[start]

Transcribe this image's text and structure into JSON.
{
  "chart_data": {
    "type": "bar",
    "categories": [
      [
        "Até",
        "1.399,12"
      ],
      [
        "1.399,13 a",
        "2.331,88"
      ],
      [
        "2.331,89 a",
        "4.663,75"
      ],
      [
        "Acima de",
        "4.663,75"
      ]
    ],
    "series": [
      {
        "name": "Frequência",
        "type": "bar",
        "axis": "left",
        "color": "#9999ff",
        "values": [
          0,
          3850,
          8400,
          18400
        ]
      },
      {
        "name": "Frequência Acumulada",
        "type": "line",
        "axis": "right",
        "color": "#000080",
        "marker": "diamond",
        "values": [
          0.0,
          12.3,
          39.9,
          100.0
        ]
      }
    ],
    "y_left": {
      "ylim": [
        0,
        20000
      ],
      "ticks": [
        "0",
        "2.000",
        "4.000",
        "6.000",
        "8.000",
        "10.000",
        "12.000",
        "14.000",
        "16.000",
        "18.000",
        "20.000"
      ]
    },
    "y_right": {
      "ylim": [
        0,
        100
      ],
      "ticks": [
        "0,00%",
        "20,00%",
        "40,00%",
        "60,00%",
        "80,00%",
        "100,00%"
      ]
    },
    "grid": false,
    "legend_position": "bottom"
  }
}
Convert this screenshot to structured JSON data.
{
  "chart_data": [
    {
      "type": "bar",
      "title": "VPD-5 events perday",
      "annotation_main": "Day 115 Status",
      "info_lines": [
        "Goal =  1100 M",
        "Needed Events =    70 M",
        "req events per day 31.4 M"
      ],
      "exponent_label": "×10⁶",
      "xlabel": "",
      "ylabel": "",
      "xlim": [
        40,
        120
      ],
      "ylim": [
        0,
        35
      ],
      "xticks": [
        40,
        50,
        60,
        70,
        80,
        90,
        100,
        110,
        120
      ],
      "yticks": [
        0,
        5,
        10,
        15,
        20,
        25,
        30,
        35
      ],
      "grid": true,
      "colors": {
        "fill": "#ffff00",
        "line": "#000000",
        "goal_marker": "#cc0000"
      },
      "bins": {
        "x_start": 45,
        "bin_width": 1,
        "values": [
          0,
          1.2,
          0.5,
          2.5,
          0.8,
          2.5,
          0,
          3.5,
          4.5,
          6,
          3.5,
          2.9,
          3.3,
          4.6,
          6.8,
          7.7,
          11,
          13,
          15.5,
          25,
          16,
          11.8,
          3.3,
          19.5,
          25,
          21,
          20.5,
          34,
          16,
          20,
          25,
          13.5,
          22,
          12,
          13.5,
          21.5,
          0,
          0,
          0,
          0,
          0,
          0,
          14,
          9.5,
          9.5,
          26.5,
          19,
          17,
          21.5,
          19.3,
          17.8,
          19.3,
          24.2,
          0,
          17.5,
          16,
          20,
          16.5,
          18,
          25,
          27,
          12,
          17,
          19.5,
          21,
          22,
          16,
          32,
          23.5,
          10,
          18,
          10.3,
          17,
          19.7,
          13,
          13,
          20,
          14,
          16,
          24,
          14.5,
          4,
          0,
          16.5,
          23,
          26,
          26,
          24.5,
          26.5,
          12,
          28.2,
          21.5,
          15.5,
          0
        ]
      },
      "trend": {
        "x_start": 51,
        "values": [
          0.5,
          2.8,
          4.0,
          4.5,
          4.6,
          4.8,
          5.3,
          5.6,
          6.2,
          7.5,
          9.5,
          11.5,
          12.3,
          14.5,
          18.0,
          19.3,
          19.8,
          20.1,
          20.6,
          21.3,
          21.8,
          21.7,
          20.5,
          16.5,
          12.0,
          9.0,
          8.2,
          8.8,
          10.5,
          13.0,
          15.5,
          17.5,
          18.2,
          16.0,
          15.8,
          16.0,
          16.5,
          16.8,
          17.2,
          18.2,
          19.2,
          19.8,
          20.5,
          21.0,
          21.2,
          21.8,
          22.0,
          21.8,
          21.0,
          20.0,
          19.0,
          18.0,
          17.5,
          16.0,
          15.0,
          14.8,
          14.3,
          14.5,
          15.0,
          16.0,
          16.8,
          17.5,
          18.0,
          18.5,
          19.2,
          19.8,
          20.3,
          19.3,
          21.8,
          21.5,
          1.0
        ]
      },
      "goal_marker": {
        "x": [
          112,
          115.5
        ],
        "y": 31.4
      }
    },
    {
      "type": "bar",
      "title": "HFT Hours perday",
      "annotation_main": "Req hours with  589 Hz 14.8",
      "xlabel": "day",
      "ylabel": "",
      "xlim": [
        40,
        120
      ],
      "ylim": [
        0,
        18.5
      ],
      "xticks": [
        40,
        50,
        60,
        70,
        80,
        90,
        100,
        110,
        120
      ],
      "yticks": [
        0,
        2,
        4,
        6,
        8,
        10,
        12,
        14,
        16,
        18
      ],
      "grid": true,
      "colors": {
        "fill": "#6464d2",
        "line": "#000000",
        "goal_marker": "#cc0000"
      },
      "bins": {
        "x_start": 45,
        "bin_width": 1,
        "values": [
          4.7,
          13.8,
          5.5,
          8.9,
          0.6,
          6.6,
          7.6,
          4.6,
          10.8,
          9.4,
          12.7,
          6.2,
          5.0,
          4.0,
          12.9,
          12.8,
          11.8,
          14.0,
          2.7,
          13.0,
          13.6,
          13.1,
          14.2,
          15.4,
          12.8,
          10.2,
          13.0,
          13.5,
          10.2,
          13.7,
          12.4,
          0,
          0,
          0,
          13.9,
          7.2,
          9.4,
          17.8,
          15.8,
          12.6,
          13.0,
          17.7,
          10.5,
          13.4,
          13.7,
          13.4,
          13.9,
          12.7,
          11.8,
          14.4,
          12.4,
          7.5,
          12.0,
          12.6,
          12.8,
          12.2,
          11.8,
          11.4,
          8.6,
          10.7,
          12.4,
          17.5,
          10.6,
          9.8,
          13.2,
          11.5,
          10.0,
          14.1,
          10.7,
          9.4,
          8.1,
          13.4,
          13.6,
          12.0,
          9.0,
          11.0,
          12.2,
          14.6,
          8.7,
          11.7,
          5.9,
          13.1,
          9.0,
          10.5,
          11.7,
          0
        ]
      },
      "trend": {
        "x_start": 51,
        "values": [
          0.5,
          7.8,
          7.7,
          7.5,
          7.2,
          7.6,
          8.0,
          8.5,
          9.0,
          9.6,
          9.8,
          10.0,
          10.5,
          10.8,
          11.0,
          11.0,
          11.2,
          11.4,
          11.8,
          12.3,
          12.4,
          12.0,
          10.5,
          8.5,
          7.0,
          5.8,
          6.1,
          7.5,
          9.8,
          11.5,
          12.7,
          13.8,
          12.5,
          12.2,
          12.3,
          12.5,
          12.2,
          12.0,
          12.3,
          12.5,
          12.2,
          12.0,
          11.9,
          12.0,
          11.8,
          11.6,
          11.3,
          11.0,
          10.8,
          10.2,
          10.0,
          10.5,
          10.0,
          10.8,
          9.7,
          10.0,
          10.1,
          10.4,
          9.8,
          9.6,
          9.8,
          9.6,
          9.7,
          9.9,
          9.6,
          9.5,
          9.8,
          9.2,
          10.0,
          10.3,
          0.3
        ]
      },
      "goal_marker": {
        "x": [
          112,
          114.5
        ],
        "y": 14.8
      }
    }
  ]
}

[end]

● GOAL OF THE EXERCISE
Return all of the entries word for word.

● THE COMPLETED TASK
Transcribe this image's text and structure into JSON.
{
  "chart_data": {
    "type": "bar",
    "categories": [
      [
        "Até",
        "1.399,12"
      ],
      [
        "1.399,13 a",
        "2.331,88"
      ],
      [
        "2.331,89 a",
        "4.663,75"
      ],
      [
        "Acima de",
        "4.663,75"
      ]
    ],
    "series": [
      {
        "name": "Frequência",
        "type": "bar",
        "axis": "left",
        "color": "#9999ff",
        "values": [
          0,
          3850,
          8400,
          18400
        ]
      },
      {
        "name": "Frequência Acumulada",
        "type": "line",
        "axis": "right",
        "color": "#000080",
        "marker": "diamond",
        "values": [
          0.0,
          12.3,
          39.9,
          100.0
        ]
      }
    ],
    "y_left": {
      "ylim": [
        0,
        20000
      ],
      "ticks": [
        "0",
        "2.000",
        "4.000",
        "6.000",
        "8.000",
        "10.000",
        "12.000",
        "14.000",
        "16.000",
        "18.000",
        "20.000"
      ]
    },
    "y_right": {
      "ylim": [
        0,
        100
      ],
      "ticks": [
        "0,00%",
        "20,00%",
        "40,00%",
        "60,00%",
        "80,00%",
        "100,00%"
      ]
    },
    "grid": false,
    "legend_position": "bottom"
  }
}
Convert this screenshot to structured JSON data.
{
  "chart_data": [
    {
      "type": "bar",
      "title": "VPD-5 events perday",
      "annotation_main": "Day 115 Status",
      "info_lines": [
        "Goal =  1100 M",
        "Needed Events =    70 M",
        "req events per day 31.4 M"
      ],
      "exponent_label": "×10⁶",
      "xlabel": "",
      "ylabel": "",
      "xlim": [
        40,
        120
      ],
      "ylim": [
        0,
        35
      ],
      "xticks": [
        40,
        50,
        60,
        70,
        80,
        90,
        100,
        110,
        120
      ],
      "yticks": [
        0,
        5,
        10,
        15,
        20,
        25,
        30,
        35
      ],
      "grid": true,
      "colors": {
        "fill": "#ffff00",
        "line": "#000000",
        "goal_marker": "#cc0000"
      },
      "bins": {
        "x_start": 45,
        "bin_width": 1,
        "values": [
          0,
          1.2,
          0.5,
          2.5,
          0.8,
          2.5,
          0,
          3.5,
          4.5,
          6,
          3.5,
          2.9,
          3.3,
          4.6,
          6.8,
          7.7,
          11,
          13,
          15.5,
          25,
          16,
          11.8,
          3.3,
          19.5,
          25,
          21,
          20.5,
          34,
          16,
          20,
          25,
          13.5,
          22,
          12,
          13.5,
          21.5,
          0,
          0,
          0,
          0,
          0,
          0,
          14,
          9.5,
          9.5,
          26.5,
          19,
          17,
          21.5,
          19.3,
          17.8,
          19.3,
          24.2,
          0,
          17.5,
          16,
          20,
          16.5,
          18,
          25,
          27,
          12,
          17,
          19.5,
          21,
          22,
          16,
          32,
          23.5,
          10,
          18,
          10.3,
          17,
          19.7,
          13,
          13,
          20,
          14,
          16,
          24,
          14.5,
          4,
          0,
          16.5,
          23,
          26,
          26,
          24.5,
          26.5,
          12,
          28.2,
          21.5,
          15.5,
          0
        ]
      },
      "trend": {
        "x_start": 51,
        "values": [
          0.5,
          2.8,
          4.0,
          4.5,
          4.6,
          4.8,
          5.3,
          5.6,
          6.2,
          7.5,
          9.5,
          11.5,
          12.3,
          14.5,
          18.0,
          19.3,
          19.8,
          20.1,
          20.6,
          21.3,
          21.8,
          21.7,
          20.5,
          16.5,
          12.0,
          9.0,
          8.2,
          8.8,
          10.5,
          13.0,
          15.5,
          17.5,
          18.2,
          16.0,
          15.8,
          16.0,
          16.5,
          16.8,
          17.2,
          18.2,
          19.2,
          19.8,
          20.5,
          21.0,
          21.2,
          21.8,
          22.0,
          21.8,
          21.0,
          20.0,
          19.0,
          18.0,
          17.5,
          16.0,
          15.0,
          14.8,
          14.3,
          14.5,
          15.0,
          16.0,
          16.8,
          17.5,
          18.0,
          18.5,
          19.2,
          19.8,
          20.3,
          19.3,
          21.8,
          21.5,
          1.0
        ]
      },
      "goal_marker": {
        "x": [
          112,
          115.5
        ],
        "y": 31.4
      }
    },
    {
      "type": "bar",
      "title": "HFT Hours perday",
      "annotation_main": "Req hours with  589 Hz 14.8",
      "xlabel": "day",
      "ylabel": "",
      "xlim": [
        40,
        120
      ],
      "ylim": [
        0,
        18.5
      ],
      "xticks": [
        40,
        50,
        60,
        70,
        80,
        90,
        100,
        110,
        120
      ],
      "yticks": [
        0,
        2,
        4,
        6,
        8,
        10,
        12,
        14,
        16,
        18
      ],
      "grid": true,
      "colors": {
        "fill": "#6464d2",
        "line": "#000000",
        "goal_marker": "#cc0000"
      },
      "bins": {
        "x_start": 45,
        "bin_width": 1,
        "values": [
          4.7,
          13.8,
          5.5,
          8.9,
          0.6,
          6.6,
          7.6,
          4.6,
          10.8,
          9.4,
          12.7,
          6.2,
          5.0,
          4.0,
          12.9,
          12.8,
          11.8,
          14.0,
          2.7,
          13.0,
          13.6,
          13.1,
          14.2,
          15.4,
          12.8,
          10.2,
          13.0,
          13.5,
          10.2,
          13.7,
          12.4,
          0,
          0,
          0,
          13.9,
          7.2,
          9.4,
          17.8,
          15.8,
          12.6,
          13.0,
          17.7,
          10.5,
          13.4,
          13.7,
          13.4,
          13.9,
          12.7,
          11.8,
          14.4,
          12.4,
          7.5,
          12.0,
          12.6,
          12.8,
          12.2,
          11.8,
          11.4,
          8.6,
          10.7,
          12.4,
          17.5,
          10.6,
          9.8,
          13.2,
          11.5,
          10.0,
          14.1,
          10.7,
          9.4,
          8.1,
          13.4,
          13.6,
          12.0,
          9.0,
          11.0,
          12.2,
          14.6,
          8.7,
          11.7,
          5.9,
          13.1,
          9.0,
          10.5,
          11.7,
          0
        ]
      },
      "trend": {
        "x_start": 51,
        "values": [
          0.5,
          7.8,
          7.7,
          7.5,
          7.2,
          7.6,
          8.0,
          8.5,
          9.0,
          9.6,
          9.8,
          10.0,
          10.5,
          10.8,
          11.0,
          11.0,
          11.2,
          11.4,
          11.8,
          12.3,
          12.4,
          12.0,
          10.5,
          8.5,
          7.0,
          5.8,
          6.1,
          7.5,
          9.8,
          11.5,
          12.7,
          13.8,
          12.5,
          12.2,
          12.3,
          12.5,
          12.2,
          12.0,
          12.3,
          12.5,
          12.2,
          12.0,
          11.9,
          12.0,
          11.8,
          11.6,
          11.3,
          11.0,
          10.8,
          10.2,
          10.0,
          10.5,
          10.0,
          10.8,
          9.7,
          10.0,
          10.1,
          10.4,
          9.8,
          9.6,
          9.8,
          9.6,
          9.7,
          9.9,
          9.6,
          9.5,
          9.8,
          9.2,
          10.0,
          10.3,
          0.3
        ]
      },
      "goal_marker": {
        "x": [
          112,
          114.5
        ],
        "y": 14.8
      }
    }
  ]
}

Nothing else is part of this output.